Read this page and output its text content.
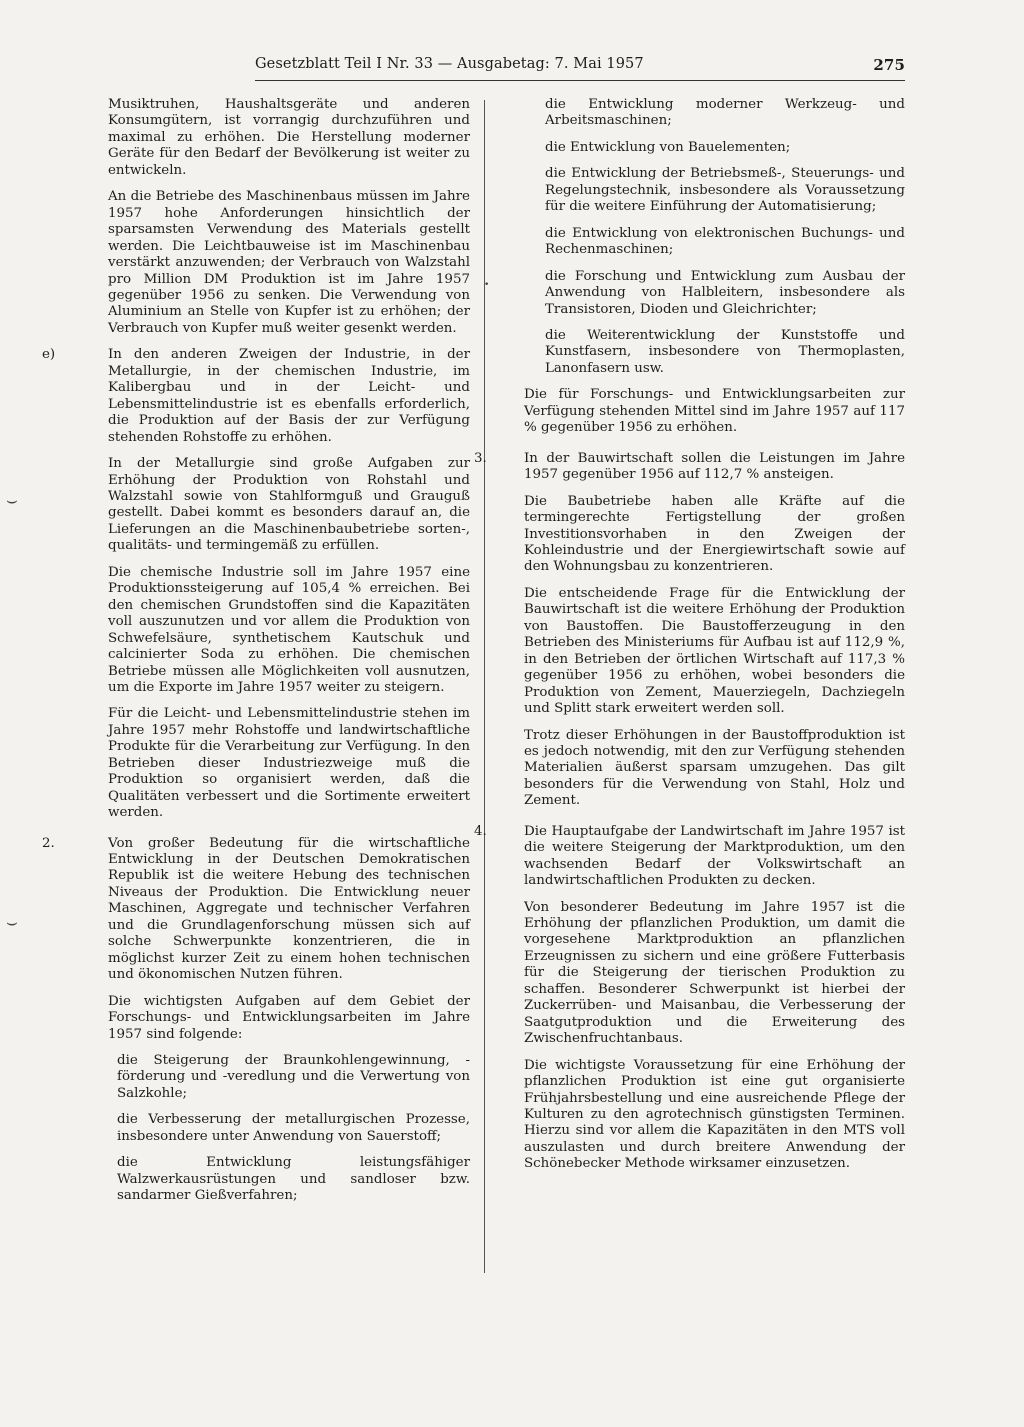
Gesetzblatt Teil I Nr. 33 — Ausgabetag: 7. Mai 1957	275
⌣
⌣
•

Musiktruhen, Haushaltsgeräte und anderen Konsumgütern, ist vorrangig durchzuführen und maximal zu erhöhen. Die Herstellung moderner Geräte für den Bedarf der Bevölkerung ist weiter zu entwickeln.

An die Betriebe des Maschinenbaus müssen im Jahre 1957 hohe Anforderungen hinsichtlich der sparsamsten Verwendung des Materials gestellt werden. Die Leichtbauweise ist im Maschinenbau verstärkt anzuwenden; der Verbrauch von Walzstahl pro Million DM Produktion ist im Jahre 1957 gegenüber 1956 zu senken. Die Verwendung von Aluminium an Stelle von Kupfer ist zu erhöhen; der Verbrauch von Kupfer muß weiter gesenkt werden.

e)	In den anderen Zweigen der Industrie, in der Metallurgie, in der chemischen Industrie, im Kalibergbau und in der Leicht- und Lebensmittelindustrie ist es ebenfalls erforderlich, die Produktion auf der Basis der zur Verfügung stehenden Rohstoffe zu erhöhen.

In der Metallurgie sind große Aufgaben zur Erhöhung der Produktion von Rohstahl und Walzstahl sowie von Stahlformguß und Grauguß gestellt. Dabei kommt es besonders darauf an, die Lieferungen an die Maschinenbaubetriebe sorten-, qualitäts- und termingemäß zu erfüllen.

Die chemische Industrie soll im Jahre 1957 eine Produktionssteigerung auf 105,4 % erreichen. Bei den chemischen Grundstoffen sind die Kapazitäten voll auszunutzen und vor allem die Produktion von Schwefelsäure, synthetischem Kautschuk und calcinierter Soda zu erhöhen. Die chemischen Betriebe müssen alle Möglichkeiten voll ausnutzen, um die Exporte im Jahre 1957 weiter zu steigern.

Für die Leicht- und Lebensmittelindustrie stehen im Jahre 1957 mehr Rohstoffe und landwirtschaftliche Produkte für die Verarbeitung zur Verfügung. In den Betrieben dieser Industriezweige muß die Produktion so organisiert werden, daß die Qualitäten verbessert und die Sortimente erweitert werden.

2.	Von großer Bedeutung für die wirtschaftliche Entwicklung in der Deutschen Demokratischen Republik ist die weitere Hebung des technischen Niveaus der Produktion. Die Entwicklung neuer Maschinen, Aggregate und technischer Verfahren und die Grundlagenforschung müssen sich auf solche Schwerpunkte konzentrieren, die in möglichst kurzer Zeit zu einem hohen technischen und ökonomischen Nutzen führen.

Die wichtigsten Aufgaben auf dem Gebiet der Forschungs- und Entwicklungsarbeiten im Jahre 1957 sind folgende:

die Steigerung der Braunkohlengewinnung, -förderung und -veredlung und die Verwertung von Salzkohle;

die Verbesserung der metallurgischen Prozesse, insbesondere unter Anwendung von Sauerstoff;

die Entwicklung leistungsfähiger Walzwerkausrüstungen und sandloser bzw. sandarmer Gießverfahren;

die Entwicklung moderner Werkzeug- und Arbeitsmaschinen;

die Entwicklung von Bauelementen;

die Entwicklung der Betriebsmeß-, Steuerungs- und Regelungstechnik, insbesondere als Voraussetzung für die weitere Einführung der Automatisierung;

die Entwicklung von elektronischen Buchungs- und Rechenmaschinen;

die Forschung und Entwicklung zum Ausbau der Anwendung von Halbleitern, insbesondere als Transistoren, Dioden und Gleichrichter;

die Weiterentwicklung der Kunststoffe und Kunstfasern, insbesondere von Thermoplasten, Lanonfasern usw.

Die für Forschungs- und Entwicklungsarbeiten zur Verfügung stehenden Mittel sind im Jahre 1957 auf 117 % gegenüber 1956 zu erhöhen.

3.	In der Bauwirtschaft sollen die Leistungen im Jahre 1957 gegenüber 1956 auf 112,7 % ansteigen.

Die Baubetriebe haben alle Kräfte auf die termingerechte Fertigstellung der großen Investitionsvorhaben in den Zweigen der Kohleindustrie und der Energiewirtschaft sowie auf den Wohnungsbau zu konzentrieren.

Die entscheidende Frage für die Entwicklung der Bauwirtschaft ist die weitere Erhöhung der Produktion von Baustoffen. Die Baustofferzeugung in den Betrieben des Ministeriums für Aufbau ist auf 112,9 %, in den Betrieben der örtlichen Wirtschaft auf 117,3 % gegenüber 1956 zu erhöhen, wobei besonders die Produktion von Zement, Mauerziegeln, Dachziegeln und Splitt stark erweitert werden soll.

Trotz dieser Erhöhungen in der Baustoffproduktion ist es jedoch notwendig, mit den zur Verfügung stehenden Materialien äußerst sparsam umzugehen. Das gilt besonders für die Verwendung von Stahl, Holz und Zement.

4.	Die Hauptaufgabe der Landwirtschaft im Jahre 1957 ist die weitere Steigerung der Marktproduktion, um den wachsenden Bedarf der Volkswirtschaft an landwirtschaftlichen Produkten zu decken.

Von besonderer Bedeutung im Jahre 1957 ist die Erhöhung der pflanzlichen Produktion, um damit die vorgesehene Marktproduktion an pflanzlichen Erzeugnissen zu sichern und eine größere Futterbasis für die Steigerung der tierischen Produktion zu schaffen. Besonderer Schwerpunkt ist hierbei der Zuckerrüben- und Maisanbau, die Verbesserung der Saatgutproduktion und die Erweiterung des Zwischenfruchtanbaus.

Die wichtigste Voraussetzung für eine Erhöhung der pflanzlichen Produktion ist eine gut organisierte Frühjahrsbestellung und eine ausreichende Pflege der Kulturen zu den agrotechnisch günstigsten Terminen. Hierzu sind vor allem die Kapazitäten in den MTS voll auszulasten und durch breitere Anwendung der Schönebecker Methode wirksamer einzusetzen.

• [TASK GOAL] Leave the pictures out, and print every line of the listing exactly as written.

• [RESPONSE TO THIS EXERCISE]
Read this page and output its text content.
Gesetzblatt Teil I Nr. 33 — Ausgabetag: 7. Mai 1957	275
⌣
⌣
•

Musiktruhen, Haushaltsgeräte und anderen Konsumgütern, ist vorrangig durchzuführen und maximal zu erhöhen. Die Herstellung moderner Geräte für den Bedarf der Bevölkerung ist weiter zu entwickeln.

An die Betriebe des Maschinenbaus müssen im Jahre 1957 hohe Anforderungen hinsichtlich der sparsamsten Verwendung des Materials gestellt werden. Die Leichtbauweise ist im Maschinenbau verstärkt anzuwenden; der Verbrauch von Walzstahl pro Million DM Produktion ist im Jahre 1957 gegenüber 1956 zu senken. Die Verwendung von Aluminium an Stelle von Kupfer ist zu erhöhen; der Verbrauch von Kupfer muß weiter gesenkt werden.

e)	In den anderen Zweigen der Industrie, in der Metallurgie, in der chemischen Industrie, im Kalibergbau und in der Leicht- und Lebensmittelindustrie ist es ebenfalls erforderlich, die Produktion auf der Basis der zur Verfügung stehenden Rohstoffe zu erhöhen.

In der Metallurgie sind große Aufgaben zur Erhöhung der Produktion von Rohstahl und Walzstahl sowie von Stahlformguß und Grauguß gestellt. Dabei kommt es besonders darauf an, die Lieferungen an die Maschinenbaubetriebe sorten-, qualitäts- und termingemäß zu erfüllen.

Die chemische Industrie soll im Jahre 1957 eine Produktionssteigerung auf 105,4 % erreichen. Bei den chemischen Grundstoffen sind die Kapazitäten voll auszunutzen und vor allem die Produktion von Schwefelsäure, synthetischem Kautschuk und calcinierter Soda zu erhöhen. Die chemischen Betriebe müssen alle Möglichkeiten voll ausnutzen, um die Exporte im Jahre 1957 weiter zu steigern.

Für die Leicht- und Lebensmittelindustrie stehen im Jahre 1957 mehr Rohstoffe und landwirtschaftliche Produkte für die Verarbeitung zur Verfügung. In den Betrieben dieser Industriezweige muß die Produktion so organisiert werden, daß die Qualitäten verbessert und die Sortimente erweitert werden.

2.	Von großer Bedeutung für die wirtschaftliche Entwicklung in der Deutschen Demokratischen Republik ist die weitere Hebung des technischen Niveaus der Produktion. Die Entwicklung neuer Maschinen, Aggregate und technischer Verfahren und die Grundlagenforschung müssen sich auf solche Schwerpunkte konzentrieren, die in möglichst kurzer Zeit zu einem hohen technischen und ökonomischen Nutzen führen.

Die wichtigsten Aufgaben auf dem Gebiet der Forschungs- und Entwicklungsarbeiten im Jahre 1957 sind folgende:

die Steigerung der Braunkohlengewinnung, -förderung und -veredlung und die Verwertung von Salzkohle;

die Verbesserung der metallurgischen Prozesse, insbesondere unter Anwendung von Sauerstoff;

die Entwicklung leistungsfähiger Walzwerkausrüstungen und sandloser bzw. sandarmer Gießverfahren;

die Entwicklung moderner Werkzeug- und Arbeitsmaschinen;

die Entwicklung von Bauelementen;

die Entwicklung der Betriebsmeß-, Steuerungs- und Regelungstechnik, insbesondere als Voraussetzung für die weitere Einführung der Automatisierung;

die Entwicklung von elektronischen Buchungs- und Rechenmaschinen;

die Forschung und Entwicklung zum Ausbau der Anwendung von Halbleitern, insbesondere als Transistoren, Dioden und Gleichrichter;

die Weiterentwicklung der Kunststoffe und Kunstfasern, insbesondere von Thermoplasten, Lanonfasern usw.

Die für Forschungs- und Entwicklungsarbeiten zur Verfügung stehenden Mittel sind im Jahre 1957 auf 117 % gegenüber 1956 zu erhöhen.

3.	In der Bauwirtschaft sollen die Leistungen im Jahre 1957 gegenüber 1956 auf 112,7 % ansteigen.

Die Baubetriebe haben alle Kräfte auf die termingerechte Fertigstellung der großen Investitionsvorhaben in den Zweigen der Kohleindustrie und der Energiewirtschaft sowie auf den Wohnungsbau zu konzentrieren.

Die entscheidende Frage für die Entwicklung der Bauwirtschaft ist die weitere Erhöhung der Produktion von Baustoffen. Die Baustofferzeugung in den Betrieben des Ministeriums für Aufbau ist auf 112,9 %, in den Betrieben der örtlichen Wirtschaft auf 117,3 % gegenüber 1956 zu erhöhen, wobei besonders die Produktion von Zement, Mauerziegeln, Dachziegeln und Splitt stark erweitert werden soll.

Trotz dieser Erhöhungen in der Baustoffproduktion ist es jedoch notwendig, mit den zur Verfügung stehenden Materialien äußerst sparsam umzugehen. Das gilt besonders für die Verwendung von Stahl, Holz und Zement.

4.	Die Hauptaufgabe der Landwirtschaft im Jahre 1957 ist die weitere Steigerung der Marktproduktion, um den wachsenden Bedarf der Volkswirtschaft an landwirtschaftlichen Produkten zu decken.

Von besonderer Bedeutung im Jahre 1957 ist die Erhöhung der pflanzlichen Produktion, um damit die vorgesehene Marktproduktion an pflanzlichen Erzeugnissen zu sichern und eine größere Futterbasis für die Steigerung der tierischen Produktion zu schaffen. Besonderer Schwerpunkt ist hierbei der Zuckerrüben- und Maisanbau, die Verbesserung der Saatgutproduktion und die Erweiterung des Zwischenfruchtanbaus.

Die wichtigste Voraussetzung für eine Erhöhung der pflanzlichen Produktion ist eine gut organisierte Frühjahrsbestellung und eine ausreichende Pflege der Kulturen zu den agrotechnisch günstigsten Terminen. Hierzu sind vor allem die Kapazitäten in den MTS voll auszulasten und durch breitere Anwendung der Schönebecker Methode wirksamer einzusetzen.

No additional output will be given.